» **Your goal**:
Using the data below, tally the lines that include the string "text". Only the number is wanted.

» **Materials provided**:
[START]

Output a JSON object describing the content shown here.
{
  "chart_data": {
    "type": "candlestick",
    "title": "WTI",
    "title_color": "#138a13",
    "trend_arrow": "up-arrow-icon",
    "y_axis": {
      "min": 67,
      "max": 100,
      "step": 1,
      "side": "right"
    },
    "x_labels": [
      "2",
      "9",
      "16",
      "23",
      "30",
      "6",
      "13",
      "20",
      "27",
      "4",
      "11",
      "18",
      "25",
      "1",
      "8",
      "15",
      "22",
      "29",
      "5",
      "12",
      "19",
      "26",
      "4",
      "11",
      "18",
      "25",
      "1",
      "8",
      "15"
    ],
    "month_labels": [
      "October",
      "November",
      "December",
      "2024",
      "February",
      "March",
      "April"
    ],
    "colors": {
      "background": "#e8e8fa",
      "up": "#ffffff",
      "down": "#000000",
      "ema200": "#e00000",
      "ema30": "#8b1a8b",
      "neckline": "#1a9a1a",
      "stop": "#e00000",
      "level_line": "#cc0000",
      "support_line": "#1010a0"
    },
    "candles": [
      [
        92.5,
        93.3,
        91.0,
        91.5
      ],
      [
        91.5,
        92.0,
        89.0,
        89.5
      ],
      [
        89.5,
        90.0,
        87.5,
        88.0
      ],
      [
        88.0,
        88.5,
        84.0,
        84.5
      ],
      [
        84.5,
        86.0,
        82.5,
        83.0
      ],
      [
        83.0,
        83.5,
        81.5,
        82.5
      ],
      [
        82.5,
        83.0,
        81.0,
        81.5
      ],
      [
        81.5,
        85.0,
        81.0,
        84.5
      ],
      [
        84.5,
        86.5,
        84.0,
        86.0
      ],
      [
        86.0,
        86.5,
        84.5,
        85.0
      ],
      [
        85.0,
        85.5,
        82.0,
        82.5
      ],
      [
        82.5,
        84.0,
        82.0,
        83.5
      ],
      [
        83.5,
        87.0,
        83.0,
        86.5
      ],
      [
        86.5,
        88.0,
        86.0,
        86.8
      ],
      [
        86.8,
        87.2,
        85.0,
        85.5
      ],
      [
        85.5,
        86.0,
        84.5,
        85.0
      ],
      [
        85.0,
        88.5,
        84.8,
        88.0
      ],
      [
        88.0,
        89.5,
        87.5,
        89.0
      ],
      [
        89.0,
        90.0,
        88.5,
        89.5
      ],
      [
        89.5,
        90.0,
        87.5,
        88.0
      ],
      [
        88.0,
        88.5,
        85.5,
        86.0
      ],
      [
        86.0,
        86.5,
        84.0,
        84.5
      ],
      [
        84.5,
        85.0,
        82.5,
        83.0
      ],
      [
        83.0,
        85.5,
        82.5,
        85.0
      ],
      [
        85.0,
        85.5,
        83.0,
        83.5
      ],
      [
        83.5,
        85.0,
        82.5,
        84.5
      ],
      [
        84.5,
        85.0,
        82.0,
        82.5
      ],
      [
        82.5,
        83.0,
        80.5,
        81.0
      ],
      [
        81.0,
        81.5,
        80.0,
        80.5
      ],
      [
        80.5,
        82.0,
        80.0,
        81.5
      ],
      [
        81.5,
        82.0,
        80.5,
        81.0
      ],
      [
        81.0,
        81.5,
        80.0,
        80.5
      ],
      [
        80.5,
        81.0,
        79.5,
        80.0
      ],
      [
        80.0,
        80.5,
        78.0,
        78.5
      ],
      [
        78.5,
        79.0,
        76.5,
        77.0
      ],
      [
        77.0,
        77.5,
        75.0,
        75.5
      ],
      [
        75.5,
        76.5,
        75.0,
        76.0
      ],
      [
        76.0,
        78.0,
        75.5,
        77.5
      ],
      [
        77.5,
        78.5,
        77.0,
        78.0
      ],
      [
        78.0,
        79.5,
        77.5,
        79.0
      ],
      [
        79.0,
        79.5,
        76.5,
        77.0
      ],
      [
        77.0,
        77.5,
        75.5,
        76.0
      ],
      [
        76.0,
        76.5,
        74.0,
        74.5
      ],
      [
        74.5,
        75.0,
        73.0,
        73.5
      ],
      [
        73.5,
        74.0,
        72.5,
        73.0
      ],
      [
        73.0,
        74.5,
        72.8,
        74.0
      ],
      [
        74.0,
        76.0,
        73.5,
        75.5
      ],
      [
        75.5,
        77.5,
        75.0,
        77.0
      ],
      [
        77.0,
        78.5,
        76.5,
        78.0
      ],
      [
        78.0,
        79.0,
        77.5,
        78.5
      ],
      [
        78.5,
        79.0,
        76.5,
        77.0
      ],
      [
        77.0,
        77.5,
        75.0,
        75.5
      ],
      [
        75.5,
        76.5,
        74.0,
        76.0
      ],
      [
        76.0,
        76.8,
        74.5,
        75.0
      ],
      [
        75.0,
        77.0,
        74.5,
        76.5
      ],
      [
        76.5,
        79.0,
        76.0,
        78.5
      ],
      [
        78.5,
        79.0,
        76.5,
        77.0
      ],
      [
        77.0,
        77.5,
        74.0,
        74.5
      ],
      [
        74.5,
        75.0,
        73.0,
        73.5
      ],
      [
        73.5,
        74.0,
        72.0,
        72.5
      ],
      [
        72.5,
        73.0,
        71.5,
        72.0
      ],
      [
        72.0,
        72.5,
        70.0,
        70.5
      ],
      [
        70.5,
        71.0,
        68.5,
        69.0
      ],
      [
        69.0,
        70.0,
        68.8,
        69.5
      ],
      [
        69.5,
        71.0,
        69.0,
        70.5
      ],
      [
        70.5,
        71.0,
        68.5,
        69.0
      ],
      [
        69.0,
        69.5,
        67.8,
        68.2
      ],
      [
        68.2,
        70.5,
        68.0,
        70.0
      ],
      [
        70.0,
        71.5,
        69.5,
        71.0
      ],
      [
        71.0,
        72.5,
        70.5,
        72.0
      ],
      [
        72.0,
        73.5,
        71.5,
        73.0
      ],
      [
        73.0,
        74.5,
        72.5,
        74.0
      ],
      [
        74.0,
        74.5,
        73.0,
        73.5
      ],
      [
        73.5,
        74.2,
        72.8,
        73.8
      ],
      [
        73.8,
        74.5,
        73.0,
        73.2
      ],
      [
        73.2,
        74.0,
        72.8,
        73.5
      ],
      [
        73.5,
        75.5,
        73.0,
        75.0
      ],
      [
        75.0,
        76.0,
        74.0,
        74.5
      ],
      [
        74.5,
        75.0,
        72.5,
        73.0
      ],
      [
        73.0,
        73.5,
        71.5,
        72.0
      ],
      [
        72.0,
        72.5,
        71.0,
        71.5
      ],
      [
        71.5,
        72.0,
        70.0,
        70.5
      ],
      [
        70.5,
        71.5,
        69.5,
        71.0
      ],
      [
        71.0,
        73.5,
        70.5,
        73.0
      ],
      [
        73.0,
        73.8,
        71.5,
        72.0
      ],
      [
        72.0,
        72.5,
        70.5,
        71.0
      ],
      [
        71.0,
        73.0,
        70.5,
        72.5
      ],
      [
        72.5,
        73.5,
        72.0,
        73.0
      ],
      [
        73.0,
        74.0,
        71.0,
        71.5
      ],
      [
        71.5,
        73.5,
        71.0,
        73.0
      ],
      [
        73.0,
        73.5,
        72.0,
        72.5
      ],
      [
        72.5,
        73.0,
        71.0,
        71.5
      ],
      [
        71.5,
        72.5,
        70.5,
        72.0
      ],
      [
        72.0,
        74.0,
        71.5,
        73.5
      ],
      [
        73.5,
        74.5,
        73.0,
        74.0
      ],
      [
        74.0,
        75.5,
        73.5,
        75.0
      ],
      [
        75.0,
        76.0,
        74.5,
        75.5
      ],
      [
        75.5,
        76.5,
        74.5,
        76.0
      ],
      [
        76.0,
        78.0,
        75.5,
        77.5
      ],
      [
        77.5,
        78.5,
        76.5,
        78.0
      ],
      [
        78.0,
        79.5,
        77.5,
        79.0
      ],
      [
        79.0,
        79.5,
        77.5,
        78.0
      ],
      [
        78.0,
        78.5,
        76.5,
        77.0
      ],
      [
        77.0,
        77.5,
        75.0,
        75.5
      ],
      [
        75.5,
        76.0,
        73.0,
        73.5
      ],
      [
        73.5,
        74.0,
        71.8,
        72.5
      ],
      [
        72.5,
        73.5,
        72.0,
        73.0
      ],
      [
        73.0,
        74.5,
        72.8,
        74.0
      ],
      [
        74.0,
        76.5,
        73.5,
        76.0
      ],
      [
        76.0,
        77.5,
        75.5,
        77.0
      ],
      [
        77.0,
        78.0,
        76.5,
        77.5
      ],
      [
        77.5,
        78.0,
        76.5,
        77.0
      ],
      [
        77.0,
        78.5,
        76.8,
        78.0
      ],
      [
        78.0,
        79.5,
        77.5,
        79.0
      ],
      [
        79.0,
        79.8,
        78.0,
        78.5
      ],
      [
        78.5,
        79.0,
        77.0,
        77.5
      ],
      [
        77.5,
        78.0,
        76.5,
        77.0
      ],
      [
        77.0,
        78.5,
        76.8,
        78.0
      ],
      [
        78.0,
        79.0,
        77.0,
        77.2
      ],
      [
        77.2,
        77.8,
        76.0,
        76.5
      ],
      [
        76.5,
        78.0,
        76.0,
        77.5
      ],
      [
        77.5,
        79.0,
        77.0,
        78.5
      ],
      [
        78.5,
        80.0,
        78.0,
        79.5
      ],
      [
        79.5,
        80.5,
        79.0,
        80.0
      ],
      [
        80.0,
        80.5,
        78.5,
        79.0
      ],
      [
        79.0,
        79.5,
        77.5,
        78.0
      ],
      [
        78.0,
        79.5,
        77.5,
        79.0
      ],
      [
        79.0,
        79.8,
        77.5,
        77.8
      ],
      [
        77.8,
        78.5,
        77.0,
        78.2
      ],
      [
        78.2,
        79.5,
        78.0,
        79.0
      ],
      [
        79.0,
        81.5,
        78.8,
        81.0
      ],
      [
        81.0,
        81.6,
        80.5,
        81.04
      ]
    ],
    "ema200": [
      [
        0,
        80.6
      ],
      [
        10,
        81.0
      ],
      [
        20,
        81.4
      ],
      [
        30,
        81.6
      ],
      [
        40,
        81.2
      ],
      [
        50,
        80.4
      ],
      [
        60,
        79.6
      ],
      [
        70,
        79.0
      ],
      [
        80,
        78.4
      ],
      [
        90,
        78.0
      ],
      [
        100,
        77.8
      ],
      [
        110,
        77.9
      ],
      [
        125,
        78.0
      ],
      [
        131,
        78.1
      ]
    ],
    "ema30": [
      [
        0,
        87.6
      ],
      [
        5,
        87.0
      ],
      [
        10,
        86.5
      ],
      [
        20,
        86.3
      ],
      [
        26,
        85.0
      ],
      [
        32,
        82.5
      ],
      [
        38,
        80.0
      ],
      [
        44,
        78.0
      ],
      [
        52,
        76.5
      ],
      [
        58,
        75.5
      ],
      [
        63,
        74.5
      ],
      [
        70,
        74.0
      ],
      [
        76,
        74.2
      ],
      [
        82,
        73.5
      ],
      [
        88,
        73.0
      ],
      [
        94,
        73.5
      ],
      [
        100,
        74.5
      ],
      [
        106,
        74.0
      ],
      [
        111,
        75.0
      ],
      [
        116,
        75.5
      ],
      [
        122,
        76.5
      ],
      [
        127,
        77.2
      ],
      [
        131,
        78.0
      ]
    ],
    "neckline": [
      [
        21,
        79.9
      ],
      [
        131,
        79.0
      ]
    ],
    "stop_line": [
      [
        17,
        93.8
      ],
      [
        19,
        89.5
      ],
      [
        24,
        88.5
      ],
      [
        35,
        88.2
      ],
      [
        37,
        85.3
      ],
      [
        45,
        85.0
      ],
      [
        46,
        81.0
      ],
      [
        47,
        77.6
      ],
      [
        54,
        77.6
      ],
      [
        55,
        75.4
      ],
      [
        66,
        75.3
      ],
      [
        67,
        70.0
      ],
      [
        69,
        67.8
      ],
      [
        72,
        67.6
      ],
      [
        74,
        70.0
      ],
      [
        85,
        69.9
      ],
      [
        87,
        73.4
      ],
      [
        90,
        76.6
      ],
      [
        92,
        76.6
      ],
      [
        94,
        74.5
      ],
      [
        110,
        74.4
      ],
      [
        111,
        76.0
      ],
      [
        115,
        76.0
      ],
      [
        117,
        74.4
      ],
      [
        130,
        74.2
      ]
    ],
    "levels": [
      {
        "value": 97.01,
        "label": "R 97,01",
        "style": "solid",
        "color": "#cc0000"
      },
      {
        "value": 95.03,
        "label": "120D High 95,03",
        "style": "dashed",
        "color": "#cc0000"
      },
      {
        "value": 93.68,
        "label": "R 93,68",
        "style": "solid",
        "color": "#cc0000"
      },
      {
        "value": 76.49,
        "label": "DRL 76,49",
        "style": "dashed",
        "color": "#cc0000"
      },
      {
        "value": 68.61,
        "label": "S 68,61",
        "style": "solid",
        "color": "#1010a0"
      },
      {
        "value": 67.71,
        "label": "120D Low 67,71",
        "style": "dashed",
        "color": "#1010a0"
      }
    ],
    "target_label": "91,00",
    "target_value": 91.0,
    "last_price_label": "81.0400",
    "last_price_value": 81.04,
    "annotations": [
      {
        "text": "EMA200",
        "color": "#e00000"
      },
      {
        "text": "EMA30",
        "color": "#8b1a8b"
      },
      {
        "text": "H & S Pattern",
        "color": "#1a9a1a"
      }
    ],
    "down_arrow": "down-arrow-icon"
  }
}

[END]

» **Task solution**:
3